### WHAT IS ASKED
Return the lines beginning at the one that contains "Output the text content of this document." and running to the end of the records, exactly and with nothing else. Omit pictures.

(Saved data entries)

>> START

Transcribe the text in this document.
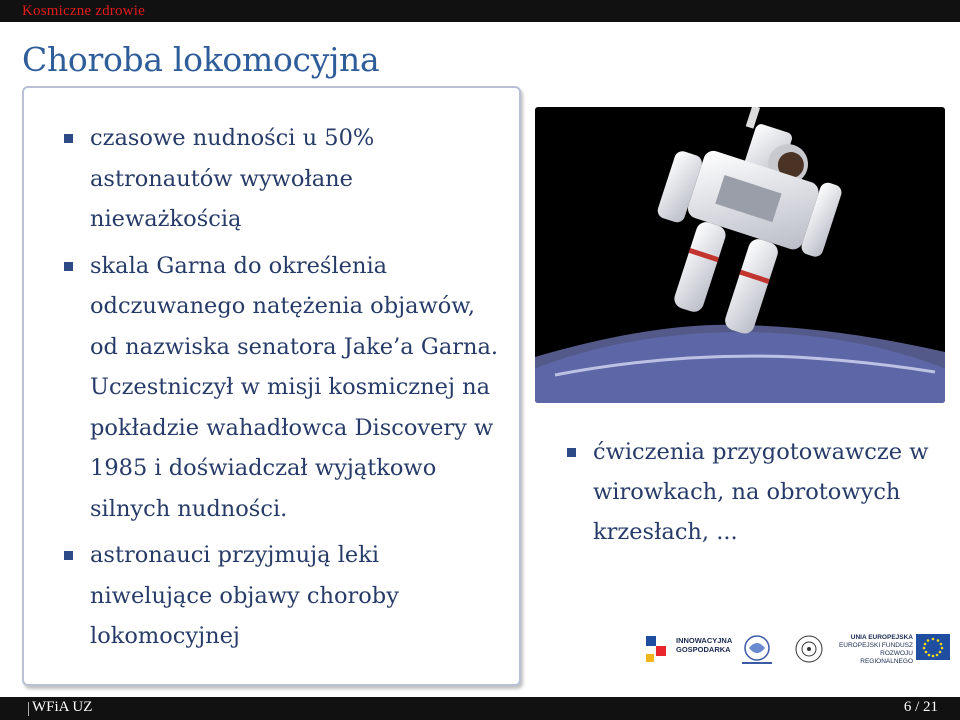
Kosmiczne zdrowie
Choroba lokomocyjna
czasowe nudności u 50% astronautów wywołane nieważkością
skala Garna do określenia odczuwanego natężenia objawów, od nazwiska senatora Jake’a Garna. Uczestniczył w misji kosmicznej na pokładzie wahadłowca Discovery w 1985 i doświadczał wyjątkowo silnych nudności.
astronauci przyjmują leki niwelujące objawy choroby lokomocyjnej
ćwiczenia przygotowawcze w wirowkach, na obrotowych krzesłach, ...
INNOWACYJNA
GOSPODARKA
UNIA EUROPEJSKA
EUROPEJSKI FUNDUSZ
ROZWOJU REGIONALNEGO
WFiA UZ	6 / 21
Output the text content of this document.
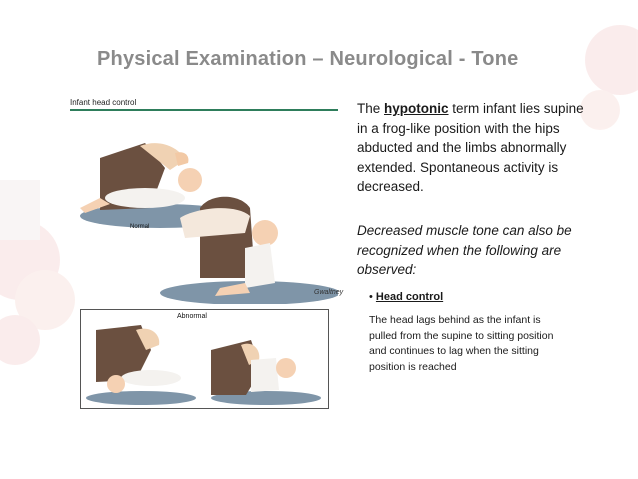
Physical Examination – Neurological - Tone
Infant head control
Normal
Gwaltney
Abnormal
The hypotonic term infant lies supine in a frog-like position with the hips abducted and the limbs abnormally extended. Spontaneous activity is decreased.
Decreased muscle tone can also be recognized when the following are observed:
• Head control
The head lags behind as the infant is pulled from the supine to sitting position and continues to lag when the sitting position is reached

>> END

### RESULT
Output the text content of this document.
Physical Examination – Neurological - Tone
Infant head control
Normal
Gwaltney
Abnormal
The hypotonic term infant lies supine in a frog-like position with the hips abducted and the limbs abnormally extended. Spontaneous activity is decreased.
Decreased muscle tone can also be recognized when the following are observed:
• Head control
The head lags behind as the infant is pulled from the supine to sitting position and continues to lag when the sitting position is reached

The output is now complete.